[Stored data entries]
## Start
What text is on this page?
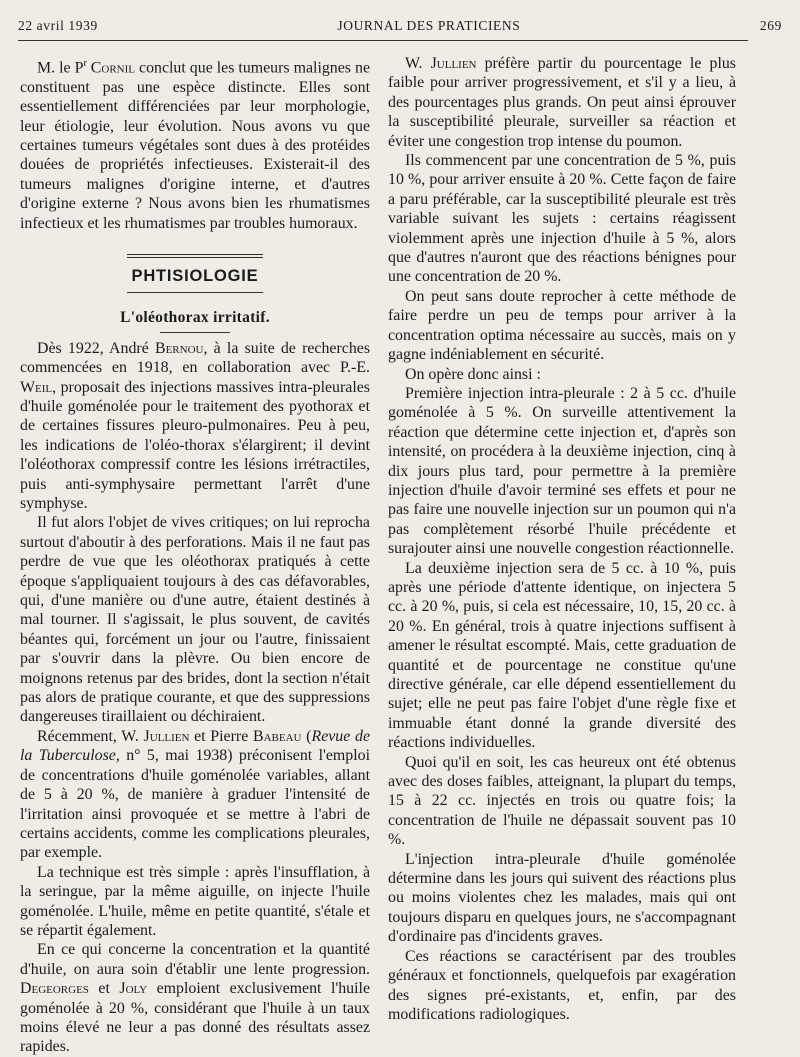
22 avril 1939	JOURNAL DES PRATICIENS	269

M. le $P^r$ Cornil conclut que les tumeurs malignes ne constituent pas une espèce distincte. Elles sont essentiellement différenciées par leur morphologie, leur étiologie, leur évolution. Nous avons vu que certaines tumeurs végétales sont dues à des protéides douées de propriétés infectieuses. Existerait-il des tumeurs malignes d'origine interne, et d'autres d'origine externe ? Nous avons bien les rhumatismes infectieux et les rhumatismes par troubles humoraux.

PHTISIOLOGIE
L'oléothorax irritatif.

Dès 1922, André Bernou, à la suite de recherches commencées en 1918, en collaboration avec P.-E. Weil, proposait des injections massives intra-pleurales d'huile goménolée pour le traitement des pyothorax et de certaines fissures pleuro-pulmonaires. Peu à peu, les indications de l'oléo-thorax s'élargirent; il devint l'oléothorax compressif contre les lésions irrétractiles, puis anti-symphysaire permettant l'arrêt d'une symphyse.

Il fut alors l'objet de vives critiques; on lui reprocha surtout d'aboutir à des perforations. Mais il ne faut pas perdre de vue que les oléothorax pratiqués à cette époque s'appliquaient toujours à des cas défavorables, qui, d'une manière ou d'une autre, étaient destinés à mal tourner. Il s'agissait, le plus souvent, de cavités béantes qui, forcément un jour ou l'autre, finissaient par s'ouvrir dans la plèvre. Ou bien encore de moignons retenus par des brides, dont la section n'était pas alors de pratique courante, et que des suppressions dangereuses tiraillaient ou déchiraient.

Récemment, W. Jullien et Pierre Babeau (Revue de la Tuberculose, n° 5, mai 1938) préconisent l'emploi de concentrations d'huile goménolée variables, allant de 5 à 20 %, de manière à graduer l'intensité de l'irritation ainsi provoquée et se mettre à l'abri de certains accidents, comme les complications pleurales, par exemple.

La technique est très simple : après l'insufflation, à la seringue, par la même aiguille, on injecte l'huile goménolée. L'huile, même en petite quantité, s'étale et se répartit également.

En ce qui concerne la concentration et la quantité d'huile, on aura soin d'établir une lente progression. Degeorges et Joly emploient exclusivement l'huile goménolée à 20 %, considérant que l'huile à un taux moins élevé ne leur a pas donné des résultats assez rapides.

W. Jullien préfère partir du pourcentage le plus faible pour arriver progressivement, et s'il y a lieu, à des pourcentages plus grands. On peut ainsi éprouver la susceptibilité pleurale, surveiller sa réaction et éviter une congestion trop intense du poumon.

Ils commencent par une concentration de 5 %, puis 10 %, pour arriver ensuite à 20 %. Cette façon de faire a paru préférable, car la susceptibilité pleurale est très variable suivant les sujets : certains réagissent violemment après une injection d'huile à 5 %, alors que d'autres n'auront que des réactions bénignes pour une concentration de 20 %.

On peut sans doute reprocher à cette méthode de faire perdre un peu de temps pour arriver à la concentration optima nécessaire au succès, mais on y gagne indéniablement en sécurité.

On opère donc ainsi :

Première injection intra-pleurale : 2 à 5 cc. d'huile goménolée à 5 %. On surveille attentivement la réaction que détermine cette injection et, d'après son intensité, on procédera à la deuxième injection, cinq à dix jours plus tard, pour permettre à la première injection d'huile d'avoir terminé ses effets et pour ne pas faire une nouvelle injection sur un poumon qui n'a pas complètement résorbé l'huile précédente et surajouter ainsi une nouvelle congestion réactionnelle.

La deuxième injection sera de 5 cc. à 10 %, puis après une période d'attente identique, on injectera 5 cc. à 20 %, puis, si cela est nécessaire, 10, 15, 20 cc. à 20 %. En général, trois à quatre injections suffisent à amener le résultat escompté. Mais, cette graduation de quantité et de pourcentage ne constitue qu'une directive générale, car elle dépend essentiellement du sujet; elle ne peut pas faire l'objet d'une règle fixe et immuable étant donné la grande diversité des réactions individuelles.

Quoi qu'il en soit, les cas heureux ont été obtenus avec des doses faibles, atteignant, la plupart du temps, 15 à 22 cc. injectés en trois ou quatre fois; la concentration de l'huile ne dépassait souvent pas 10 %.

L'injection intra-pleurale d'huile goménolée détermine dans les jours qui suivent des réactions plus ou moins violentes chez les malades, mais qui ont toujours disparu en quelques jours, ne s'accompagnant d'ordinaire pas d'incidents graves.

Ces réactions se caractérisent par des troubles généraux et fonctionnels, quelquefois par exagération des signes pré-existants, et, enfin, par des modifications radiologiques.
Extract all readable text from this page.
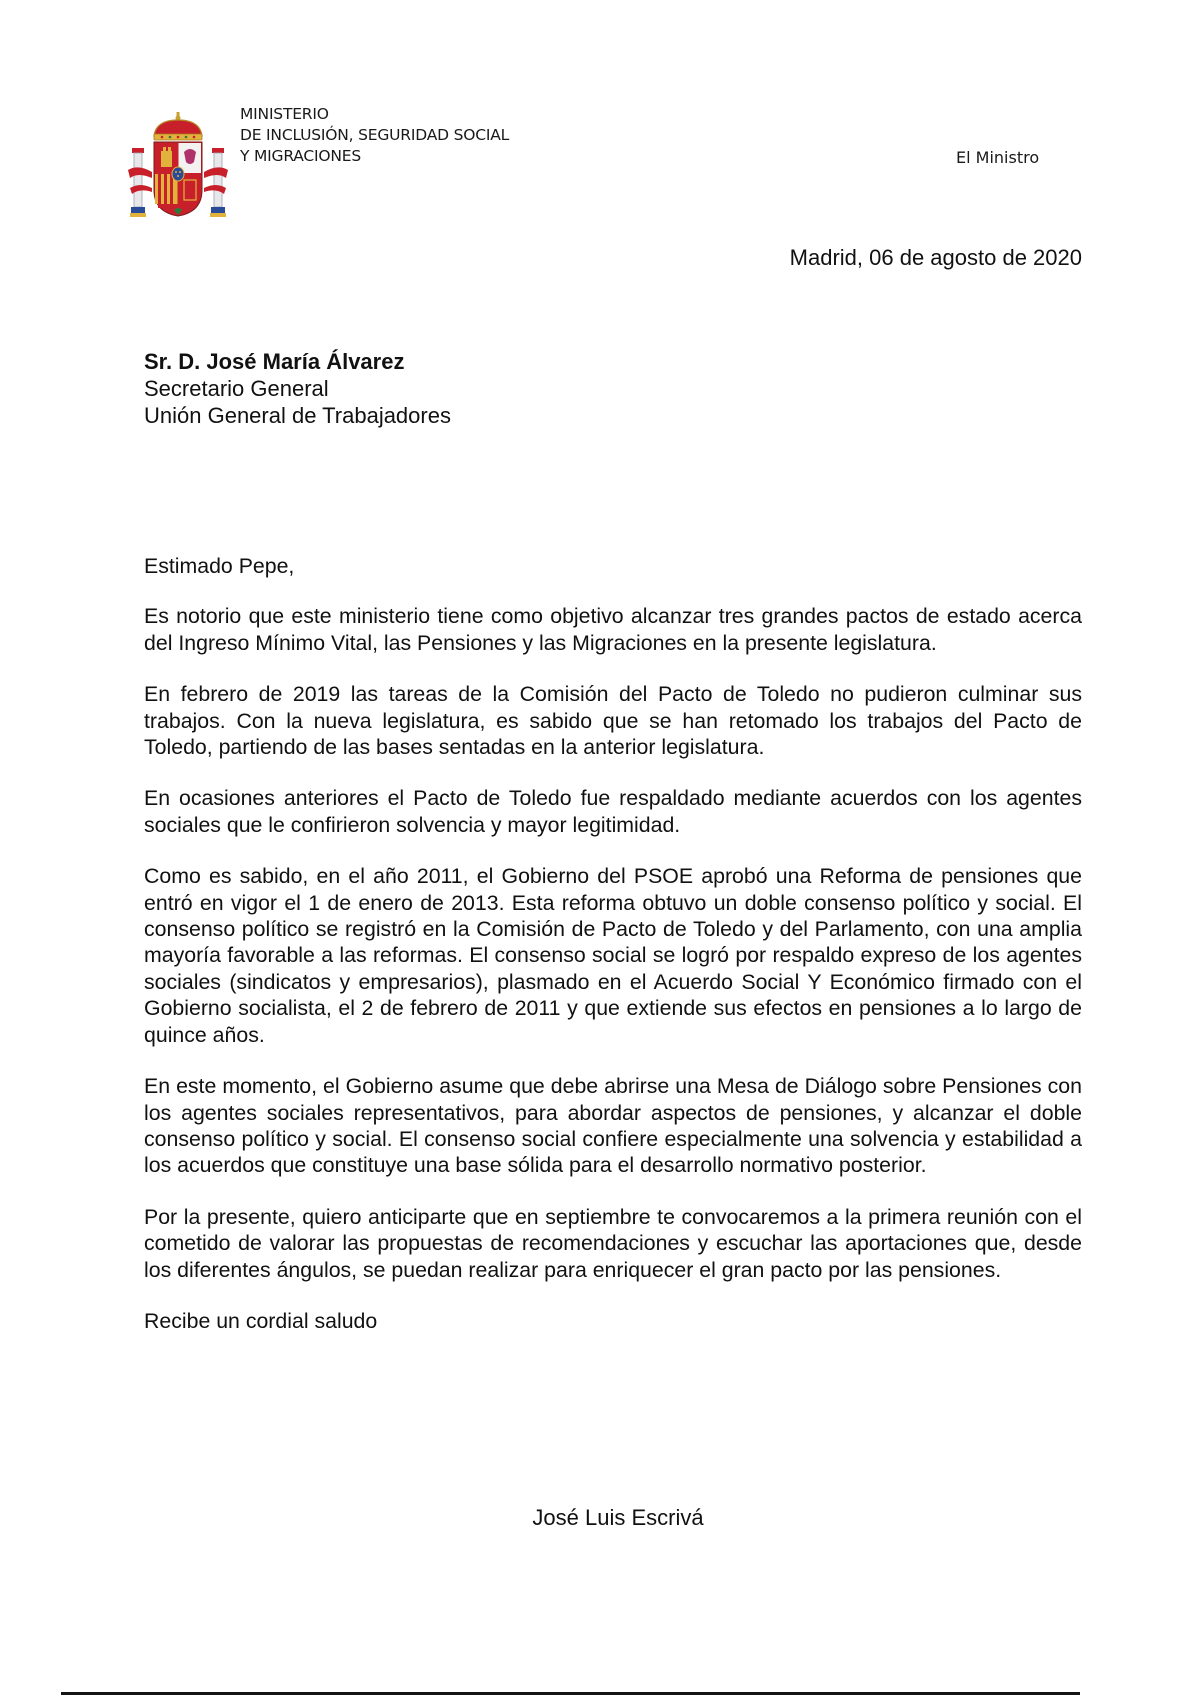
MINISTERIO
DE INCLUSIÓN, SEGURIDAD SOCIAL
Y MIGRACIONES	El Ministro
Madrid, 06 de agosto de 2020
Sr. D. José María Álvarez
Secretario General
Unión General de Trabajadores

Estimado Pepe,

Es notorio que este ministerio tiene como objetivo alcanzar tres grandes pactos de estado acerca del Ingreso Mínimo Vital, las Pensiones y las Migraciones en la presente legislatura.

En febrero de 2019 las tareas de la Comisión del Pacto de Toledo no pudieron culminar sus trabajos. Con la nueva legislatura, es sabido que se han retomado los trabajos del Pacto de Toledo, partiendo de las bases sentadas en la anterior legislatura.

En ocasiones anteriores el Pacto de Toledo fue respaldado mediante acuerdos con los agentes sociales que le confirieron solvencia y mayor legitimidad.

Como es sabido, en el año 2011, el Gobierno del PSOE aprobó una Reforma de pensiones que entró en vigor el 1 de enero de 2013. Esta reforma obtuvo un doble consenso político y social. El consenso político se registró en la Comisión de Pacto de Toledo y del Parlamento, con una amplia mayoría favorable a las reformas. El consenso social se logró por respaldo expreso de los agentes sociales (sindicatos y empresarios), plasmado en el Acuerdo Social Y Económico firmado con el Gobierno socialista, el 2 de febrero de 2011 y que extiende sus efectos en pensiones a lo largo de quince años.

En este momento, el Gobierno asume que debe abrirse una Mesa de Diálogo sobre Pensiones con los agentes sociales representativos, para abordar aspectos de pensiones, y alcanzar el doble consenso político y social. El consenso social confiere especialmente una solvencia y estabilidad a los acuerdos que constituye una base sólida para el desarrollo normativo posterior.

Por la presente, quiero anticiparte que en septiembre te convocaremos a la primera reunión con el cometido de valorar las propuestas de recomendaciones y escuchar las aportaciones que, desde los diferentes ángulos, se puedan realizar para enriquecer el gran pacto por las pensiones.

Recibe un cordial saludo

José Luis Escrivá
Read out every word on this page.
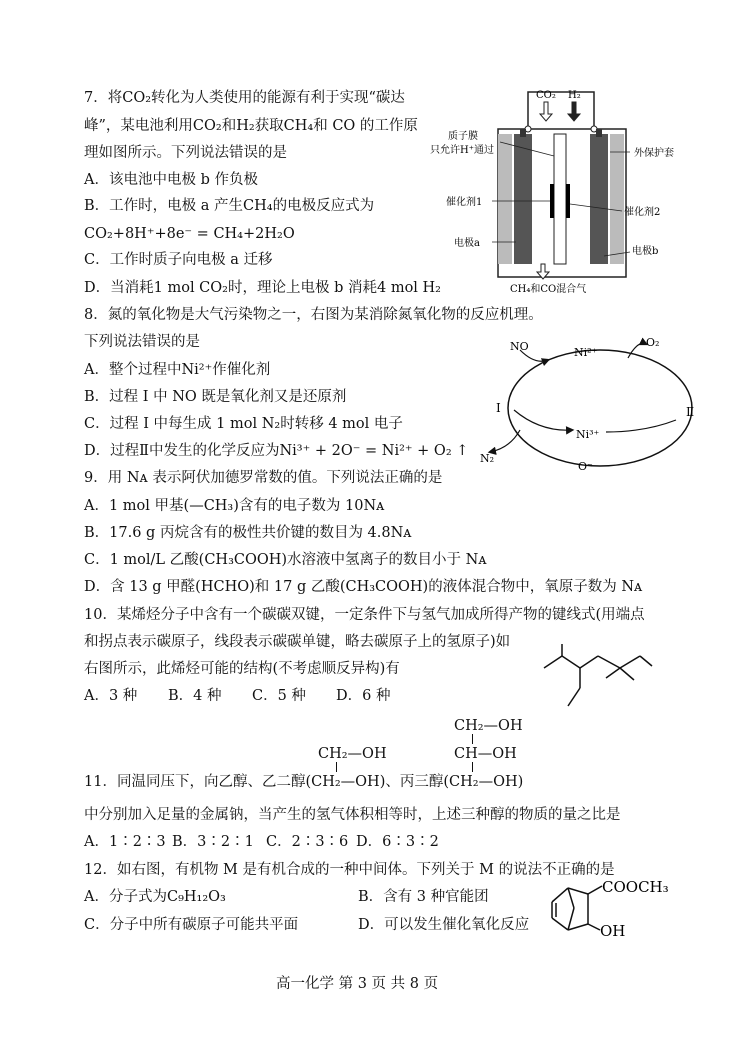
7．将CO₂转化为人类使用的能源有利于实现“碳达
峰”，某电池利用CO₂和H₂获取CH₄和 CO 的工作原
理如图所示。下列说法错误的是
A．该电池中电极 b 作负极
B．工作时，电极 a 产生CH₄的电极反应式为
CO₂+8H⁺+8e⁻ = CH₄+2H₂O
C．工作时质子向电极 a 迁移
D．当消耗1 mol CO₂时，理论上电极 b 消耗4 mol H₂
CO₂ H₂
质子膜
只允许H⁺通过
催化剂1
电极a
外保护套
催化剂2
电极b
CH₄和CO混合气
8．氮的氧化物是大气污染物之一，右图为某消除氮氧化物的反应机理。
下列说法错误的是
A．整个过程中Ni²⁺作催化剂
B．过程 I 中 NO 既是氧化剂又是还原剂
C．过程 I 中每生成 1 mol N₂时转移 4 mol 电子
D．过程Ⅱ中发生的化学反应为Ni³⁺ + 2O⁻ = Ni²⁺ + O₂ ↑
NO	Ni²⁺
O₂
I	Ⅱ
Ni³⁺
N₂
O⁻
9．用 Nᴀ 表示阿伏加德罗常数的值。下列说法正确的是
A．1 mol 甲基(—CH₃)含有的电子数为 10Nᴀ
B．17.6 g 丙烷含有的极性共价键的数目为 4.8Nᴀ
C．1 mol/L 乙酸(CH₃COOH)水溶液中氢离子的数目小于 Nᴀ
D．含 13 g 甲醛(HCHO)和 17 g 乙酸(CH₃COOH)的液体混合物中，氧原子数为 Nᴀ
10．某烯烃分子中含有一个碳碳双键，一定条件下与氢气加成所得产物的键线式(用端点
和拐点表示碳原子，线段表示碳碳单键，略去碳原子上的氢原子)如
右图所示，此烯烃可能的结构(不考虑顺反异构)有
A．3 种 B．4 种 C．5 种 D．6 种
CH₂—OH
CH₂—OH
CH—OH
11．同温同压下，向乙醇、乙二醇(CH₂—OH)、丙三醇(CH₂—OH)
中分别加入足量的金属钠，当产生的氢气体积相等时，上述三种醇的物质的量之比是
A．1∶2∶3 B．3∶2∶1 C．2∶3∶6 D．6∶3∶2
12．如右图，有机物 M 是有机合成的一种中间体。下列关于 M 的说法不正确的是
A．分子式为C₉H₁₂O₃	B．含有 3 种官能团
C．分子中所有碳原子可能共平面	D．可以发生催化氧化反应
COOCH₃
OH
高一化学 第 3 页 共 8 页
## End
Determine how many lines above contain "José" as a word or string. Give the number alone.

2